● What the task asks
Here are some records; copy every line that holds the word "JSON".

● Extracted data entries
§
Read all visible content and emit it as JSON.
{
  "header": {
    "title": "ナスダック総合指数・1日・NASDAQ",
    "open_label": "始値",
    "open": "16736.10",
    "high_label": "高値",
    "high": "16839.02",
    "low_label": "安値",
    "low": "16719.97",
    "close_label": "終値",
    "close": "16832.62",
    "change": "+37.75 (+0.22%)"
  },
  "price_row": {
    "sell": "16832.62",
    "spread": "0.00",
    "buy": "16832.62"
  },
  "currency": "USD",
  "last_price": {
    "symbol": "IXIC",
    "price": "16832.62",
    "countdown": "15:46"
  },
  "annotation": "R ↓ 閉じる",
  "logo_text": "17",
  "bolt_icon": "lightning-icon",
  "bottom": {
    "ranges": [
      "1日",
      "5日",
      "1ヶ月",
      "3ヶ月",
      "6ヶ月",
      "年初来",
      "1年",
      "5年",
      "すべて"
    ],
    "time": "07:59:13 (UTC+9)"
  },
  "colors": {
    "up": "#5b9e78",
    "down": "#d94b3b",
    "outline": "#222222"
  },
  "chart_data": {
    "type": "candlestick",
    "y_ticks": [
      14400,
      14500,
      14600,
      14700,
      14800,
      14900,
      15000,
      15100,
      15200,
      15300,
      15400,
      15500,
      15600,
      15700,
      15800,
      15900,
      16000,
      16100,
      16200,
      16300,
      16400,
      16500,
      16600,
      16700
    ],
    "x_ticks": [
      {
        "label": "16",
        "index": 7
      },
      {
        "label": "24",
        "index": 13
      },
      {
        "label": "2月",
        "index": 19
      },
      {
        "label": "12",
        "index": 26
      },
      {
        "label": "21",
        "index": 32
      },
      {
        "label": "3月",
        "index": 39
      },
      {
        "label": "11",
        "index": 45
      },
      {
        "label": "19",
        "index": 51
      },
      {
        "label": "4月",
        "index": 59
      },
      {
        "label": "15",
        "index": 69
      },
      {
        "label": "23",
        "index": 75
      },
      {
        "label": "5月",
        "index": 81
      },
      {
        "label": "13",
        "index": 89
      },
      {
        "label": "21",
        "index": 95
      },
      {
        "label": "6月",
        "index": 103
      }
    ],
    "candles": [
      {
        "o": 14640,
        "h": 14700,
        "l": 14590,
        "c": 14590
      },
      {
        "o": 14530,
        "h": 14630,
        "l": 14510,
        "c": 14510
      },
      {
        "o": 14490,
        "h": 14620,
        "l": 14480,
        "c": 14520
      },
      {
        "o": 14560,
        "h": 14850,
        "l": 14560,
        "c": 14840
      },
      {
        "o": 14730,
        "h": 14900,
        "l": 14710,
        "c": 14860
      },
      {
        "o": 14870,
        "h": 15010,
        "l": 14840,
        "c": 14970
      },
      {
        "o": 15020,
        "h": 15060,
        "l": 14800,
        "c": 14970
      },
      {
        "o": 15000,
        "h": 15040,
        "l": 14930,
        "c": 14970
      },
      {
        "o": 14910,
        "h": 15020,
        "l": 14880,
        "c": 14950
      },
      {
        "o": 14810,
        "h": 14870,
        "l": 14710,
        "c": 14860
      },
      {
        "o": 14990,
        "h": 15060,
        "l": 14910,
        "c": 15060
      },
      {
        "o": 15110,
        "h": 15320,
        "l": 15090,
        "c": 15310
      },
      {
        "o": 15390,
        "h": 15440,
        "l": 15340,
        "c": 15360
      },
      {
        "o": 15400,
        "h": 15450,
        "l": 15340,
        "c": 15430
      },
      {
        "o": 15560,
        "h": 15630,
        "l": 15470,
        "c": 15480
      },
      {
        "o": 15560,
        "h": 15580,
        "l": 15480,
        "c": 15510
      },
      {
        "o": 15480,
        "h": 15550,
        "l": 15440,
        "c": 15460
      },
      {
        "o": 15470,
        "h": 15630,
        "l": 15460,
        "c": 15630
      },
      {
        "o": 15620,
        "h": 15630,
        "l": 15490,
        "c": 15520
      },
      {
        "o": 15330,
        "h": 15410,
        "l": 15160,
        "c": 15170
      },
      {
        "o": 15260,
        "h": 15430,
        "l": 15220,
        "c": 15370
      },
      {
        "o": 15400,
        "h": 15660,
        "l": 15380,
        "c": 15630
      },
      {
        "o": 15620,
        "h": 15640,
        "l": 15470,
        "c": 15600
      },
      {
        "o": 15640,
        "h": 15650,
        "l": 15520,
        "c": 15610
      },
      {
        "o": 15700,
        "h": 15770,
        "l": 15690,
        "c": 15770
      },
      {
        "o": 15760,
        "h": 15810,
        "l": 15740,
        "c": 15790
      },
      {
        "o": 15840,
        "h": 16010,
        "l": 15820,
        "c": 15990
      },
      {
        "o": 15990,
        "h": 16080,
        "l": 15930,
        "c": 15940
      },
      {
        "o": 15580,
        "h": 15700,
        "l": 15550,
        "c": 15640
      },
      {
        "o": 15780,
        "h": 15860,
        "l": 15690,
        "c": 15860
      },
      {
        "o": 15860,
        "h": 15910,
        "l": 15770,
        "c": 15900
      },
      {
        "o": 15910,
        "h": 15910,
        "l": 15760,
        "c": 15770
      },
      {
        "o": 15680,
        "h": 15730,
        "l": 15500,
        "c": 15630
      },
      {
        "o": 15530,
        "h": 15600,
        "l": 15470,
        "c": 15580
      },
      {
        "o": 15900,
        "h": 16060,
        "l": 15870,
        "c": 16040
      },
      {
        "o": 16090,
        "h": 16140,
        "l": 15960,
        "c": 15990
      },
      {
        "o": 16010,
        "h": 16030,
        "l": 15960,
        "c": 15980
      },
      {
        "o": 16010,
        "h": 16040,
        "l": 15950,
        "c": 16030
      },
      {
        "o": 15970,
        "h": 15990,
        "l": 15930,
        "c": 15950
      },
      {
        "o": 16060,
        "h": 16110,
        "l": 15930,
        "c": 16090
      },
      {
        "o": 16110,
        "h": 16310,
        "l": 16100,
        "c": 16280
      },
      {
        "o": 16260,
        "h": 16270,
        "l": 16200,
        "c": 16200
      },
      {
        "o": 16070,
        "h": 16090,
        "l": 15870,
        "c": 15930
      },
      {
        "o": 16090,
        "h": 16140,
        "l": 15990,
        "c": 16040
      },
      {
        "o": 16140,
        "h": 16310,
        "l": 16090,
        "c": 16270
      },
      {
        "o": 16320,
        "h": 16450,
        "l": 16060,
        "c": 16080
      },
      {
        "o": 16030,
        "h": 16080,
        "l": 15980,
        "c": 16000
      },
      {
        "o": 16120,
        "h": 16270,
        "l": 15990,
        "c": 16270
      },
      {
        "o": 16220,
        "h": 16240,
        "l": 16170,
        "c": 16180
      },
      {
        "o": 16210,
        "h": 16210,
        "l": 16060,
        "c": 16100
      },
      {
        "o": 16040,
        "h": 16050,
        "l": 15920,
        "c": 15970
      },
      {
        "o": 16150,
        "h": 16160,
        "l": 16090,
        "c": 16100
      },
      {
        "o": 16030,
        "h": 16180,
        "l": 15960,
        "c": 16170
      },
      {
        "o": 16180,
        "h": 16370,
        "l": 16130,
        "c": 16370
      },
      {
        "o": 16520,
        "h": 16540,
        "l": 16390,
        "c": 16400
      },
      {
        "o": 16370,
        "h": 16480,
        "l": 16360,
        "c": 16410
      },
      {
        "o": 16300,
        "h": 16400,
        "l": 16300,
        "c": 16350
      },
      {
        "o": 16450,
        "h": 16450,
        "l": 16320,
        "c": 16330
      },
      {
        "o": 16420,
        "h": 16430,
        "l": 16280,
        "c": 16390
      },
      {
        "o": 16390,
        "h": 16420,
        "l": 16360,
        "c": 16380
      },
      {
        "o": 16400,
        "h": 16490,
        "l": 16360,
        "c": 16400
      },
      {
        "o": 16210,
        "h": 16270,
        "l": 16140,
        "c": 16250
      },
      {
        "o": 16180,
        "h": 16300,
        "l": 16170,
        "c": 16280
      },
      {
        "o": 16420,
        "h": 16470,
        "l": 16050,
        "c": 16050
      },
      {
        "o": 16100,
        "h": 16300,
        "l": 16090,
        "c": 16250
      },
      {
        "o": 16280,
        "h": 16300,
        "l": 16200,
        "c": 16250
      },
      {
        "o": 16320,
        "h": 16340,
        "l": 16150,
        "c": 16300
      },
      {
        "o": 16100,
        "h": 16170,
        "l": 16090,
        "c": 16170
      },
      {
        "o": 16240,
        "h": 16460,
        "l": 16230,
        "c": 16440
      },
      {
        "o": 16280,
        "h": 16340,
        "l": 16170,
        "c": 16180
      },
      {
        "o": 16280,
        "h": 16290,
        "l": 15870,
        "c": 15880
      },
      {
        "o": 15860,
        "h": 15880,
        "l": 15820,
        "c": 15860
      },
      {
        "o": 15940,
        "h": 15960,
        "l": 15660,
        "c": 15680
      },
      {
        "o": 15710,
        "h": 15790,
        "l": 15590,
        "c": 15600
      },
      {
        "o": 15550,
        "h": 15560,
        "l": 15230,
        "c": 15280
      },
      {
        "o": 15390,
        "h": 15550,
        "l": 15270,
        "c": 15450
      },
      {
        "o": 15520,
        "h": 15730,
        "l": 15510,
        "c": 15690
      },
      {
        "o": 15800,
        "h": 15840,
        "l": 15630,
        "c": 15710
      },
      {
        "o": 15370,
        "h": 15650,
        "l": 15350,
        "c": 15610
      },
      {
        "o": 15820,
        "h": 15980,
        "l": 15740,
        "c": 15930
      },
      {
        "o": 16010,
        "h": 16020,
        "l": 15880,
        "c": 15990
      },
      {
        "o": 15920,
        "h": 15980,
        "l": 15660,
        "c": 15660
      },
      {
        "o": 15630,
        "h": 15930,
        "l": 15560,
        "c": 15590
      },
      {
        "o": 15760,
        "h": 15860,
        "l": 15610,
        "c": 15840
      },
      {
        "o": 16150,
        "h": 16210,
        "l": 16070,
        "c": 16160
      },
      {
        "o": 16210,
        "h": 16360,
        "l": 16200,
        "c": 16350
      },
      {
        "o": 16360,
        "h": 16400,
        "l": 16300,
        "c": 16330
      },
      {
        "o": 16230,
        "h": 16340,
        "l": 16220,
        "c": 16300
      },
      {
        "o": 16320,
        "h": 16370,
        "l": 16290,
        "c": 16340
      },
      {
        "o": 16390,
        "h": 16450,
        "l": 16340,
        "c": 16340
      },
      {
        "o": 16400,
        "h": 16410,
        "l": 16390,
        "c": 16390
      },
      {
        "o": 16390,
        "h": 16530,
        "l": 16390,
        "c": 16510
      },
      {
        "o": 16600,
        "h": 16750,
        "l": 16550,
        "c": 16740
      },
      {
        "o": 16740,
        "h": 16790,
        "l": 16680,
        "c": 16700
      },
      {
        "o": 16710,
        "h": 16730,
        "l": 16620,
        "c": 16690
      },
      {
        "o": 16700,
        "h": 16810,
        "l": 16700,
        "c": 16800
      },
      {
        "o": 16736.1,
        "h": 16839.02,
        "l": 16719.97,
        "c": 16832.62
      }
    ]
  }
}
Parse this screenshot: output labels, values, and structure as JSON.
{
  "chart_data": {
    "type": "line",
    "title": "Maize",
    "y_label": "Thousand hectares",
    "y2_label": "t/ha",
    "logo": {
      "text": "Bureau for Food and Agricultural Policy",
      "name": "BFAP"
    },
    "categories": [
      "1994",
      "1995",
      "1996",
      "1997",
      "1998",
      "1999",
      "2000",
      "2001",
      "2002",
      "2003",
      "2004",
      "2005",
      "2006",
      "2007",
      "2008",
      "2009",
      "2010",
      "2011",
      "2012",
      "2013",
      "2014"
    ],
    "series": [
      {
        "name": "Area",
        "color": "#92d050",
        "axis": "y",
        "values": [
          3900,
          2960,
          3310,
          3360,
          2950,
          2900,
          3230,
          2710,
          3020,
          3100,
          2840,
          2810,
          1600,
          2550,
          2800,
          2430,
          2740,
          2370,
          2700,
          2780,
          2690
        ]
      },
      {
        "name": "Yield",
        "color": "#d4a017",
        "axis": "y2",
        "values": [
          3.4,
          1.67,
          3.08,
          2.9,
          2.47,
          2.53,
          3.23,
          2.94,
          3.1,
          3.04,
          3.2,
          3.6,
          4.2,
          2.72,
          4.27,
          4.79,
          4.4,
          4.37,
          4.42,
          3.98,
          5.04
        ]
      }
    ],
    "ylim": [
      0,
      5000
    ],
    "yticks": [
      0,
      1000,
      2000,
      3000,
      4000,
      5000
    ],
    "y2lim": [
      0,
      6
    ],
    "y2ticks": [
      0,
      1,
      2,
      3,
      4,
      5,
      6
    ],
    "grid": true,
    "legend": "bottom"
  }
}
§
● Response
Read all visible content and emit it as JSON.
Parse this screenshot: output labels, values, and structure as JSON.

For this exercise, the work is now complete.